## [WHAT YOU ARE ASKED TO DO]
Please copy every line of the records below that holds the word "name".

## [Rows from a figure dataset]
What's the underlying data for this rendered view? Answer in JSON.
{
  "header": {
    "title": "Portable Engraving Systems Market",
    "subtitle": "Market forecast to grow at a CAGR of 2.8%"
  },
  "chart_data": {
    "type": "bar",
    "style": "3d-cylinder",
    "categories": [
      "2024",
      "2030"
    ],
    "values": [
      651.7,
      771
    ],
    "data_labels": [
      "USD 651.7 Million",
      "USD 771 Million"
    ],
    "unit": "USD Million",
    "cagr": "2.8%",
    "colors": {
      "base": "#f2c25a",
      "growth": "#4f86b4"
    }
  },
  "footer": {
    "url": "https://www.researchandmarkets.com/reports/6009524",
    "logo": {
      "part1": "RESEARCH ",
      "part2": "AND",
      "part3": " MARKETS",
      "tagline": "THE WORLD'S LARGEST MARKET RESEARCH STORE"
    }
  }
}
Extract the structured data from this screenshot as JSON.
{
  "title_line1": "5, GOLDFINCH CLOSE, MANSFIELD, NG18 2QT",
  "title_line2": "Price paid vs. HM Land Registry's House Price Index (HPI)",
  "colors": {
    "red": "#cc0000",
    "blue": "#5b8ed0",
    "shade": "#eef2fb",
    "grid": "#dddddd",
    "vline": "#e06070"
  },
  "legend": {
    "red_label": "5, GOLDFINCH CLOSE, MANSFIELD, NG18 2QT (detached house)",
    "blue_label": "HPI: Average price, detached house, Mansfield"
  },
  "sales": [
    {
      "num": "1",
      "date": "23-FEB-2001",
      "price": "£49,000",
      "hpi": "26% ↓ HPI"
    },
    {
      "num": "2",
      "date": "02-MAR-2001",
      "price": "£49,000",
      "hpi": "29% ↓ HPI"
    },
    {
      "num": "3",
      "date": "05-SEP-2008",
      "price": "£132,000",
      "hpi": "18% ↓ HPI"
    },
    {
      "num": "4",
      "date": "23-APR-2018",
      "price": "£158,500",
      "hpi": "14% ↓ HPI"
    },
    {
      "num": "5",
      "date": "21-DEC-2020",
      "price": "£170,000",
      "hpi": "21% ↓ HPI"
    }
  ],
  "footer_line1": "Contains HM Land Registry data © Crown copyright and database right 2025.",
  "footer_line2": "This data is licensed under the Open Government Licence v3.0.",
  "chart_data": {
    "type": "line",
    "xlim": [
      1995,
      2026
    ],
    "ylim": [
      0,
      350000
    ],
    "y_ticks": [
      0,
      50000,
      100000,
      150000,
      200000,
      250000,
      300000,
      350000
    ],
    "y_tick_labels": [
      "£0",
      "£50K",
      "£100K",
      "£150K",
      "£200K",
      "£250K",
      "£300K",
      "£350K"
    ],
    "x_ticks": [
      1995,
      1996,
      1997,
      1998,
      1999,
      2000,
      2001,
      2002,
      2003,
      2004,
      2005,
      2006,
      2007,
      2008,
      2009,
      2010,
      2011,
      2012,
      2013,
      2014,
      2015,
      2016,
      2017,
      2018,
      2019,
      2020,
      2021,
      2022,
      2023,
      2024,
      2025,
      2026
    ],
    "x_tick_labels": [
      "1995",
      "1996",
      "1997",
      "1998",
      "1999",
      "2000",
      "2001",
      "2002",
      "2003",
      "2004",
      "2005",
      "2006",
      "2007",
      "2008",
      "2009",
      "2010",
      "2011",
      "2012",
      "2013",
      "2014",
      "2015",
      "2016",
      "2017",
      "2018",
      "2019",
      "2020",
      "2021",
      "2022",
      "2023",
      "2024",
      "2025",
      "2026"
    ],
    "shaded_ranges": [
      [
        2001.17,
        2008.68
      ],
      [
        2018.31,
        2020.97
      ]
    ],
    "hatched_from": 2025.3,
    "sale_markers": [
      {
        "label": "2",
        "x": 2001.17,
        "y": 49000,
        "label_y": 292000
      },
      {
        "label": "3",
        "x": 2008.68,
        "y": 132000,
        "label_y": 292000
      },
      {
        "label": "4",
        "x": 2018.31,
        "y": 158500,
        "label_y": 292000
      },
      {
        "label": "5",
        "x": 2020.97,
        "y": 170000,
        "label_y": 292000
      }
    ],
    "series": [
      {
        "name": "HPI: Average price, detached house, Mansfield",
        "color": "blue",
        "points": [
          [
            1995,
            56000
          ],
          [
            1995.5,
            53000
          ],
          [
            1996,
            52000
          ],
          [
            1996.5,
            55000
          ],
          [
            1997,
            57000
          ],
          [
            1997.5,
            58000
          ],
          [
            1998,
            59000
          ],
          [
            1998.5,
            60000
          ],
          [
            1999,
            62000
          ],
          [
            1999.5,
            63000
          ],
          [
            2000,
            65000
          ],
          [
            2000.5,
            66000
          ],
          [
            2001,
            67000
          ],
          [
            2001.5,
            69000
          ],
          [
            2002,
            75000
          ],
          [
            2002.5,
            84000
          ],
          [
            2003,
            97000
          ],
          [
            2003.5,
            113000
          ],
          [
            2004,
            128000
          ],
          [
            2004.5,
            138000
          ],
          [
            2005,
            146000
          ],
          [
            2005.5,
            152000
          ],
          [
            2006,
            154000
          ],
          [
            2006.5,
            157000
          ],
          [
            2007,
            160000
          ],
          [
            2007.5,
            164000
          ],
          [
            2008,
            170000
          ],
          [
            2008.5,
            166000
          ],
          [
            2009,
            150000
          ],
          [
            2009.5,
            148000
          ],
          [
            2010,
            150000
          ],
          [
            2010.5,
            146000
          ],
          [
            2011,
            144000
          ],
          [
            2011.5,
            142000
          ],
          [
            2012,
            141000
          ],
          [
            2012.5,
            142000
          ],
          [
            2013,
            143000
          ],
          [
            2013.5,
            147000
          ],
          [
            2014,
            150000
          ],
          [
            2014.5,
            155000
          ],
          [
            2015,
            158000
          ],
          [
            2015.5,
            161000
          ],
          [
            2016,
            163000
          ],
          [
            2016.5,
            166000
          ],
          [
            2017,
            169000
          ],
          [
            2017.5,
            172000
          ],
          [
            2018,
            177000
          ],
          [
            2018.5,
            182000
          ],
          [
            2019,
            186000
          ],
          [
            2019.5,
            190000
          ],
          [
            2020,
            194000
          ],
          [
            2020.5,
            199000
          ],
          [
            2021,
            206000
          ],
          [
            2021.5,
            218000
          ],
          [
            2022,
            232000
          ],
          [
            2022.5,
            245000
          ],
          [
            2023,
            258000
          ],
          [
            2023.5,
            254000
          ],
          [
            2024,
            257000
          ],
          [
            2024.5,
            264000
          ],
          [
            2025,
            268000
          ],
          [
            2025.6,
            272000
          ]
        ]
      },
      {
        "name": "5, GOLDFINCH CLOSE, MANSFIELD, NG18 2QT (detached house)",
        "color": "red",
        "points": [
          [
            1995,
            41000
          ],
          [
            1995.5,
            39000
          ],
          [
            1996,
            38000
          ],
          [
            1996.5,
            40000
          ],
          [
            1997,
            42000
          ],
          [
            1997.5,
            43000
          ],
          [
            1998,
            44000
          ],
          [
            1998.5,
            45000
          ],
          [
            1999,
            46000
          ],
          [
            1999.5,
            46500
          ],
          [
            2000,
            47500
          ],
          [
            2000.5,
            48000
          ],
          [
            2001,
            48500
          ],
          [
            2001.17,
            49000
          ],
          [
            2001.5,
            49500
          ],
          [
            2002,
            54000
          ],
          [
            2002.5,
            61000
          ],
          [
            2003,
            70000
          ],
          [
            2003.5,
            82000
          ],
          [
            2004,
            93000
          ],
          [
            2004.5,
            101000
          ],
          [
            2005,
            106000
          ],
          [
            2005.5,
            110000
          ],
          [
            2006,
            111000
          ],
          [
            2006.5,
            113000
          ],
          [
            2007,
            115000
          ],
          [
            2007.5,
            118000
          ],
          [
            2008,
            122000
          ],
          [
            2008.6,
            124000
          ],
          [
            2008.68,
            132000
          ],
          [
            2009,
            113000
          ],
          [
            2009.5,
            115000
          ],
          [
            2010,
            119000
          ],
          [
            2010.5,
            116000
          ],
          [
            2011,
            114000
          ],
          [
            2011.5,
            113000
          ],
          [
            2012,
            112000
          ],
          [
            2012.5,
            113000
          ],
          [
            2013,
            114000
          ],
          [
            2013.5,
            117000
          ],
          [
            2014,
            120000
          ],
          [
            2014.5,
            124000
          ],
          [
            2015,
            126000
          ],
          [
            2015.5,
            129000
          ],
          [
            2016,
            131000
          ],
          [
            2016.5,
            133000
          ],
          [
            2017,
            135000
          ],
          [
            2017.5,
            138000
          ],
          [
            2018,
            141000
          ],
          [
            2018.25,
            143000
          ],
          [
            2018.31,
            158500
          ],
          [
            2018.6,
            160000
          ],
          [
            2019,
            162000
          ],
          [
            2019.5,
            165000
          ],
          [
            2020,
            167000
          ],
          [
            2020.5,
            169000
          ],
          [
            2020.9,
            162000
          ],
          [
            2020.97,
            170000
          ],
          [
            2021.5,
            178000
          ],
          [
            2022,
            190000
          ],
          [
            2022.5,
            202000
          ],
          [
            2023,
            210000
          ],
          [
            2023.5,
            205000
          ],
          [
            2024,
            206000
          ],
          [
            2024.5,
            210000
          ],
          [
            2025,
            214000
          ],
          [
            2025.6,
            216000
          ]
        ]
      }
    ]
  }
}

## [TASK RESULT]
        "name": "HPI: Average price, detached house, Mansfield",
        "name": "5, GOLDFINCH CLOSE, MANSFIELD, NG18 2QT (detached house)",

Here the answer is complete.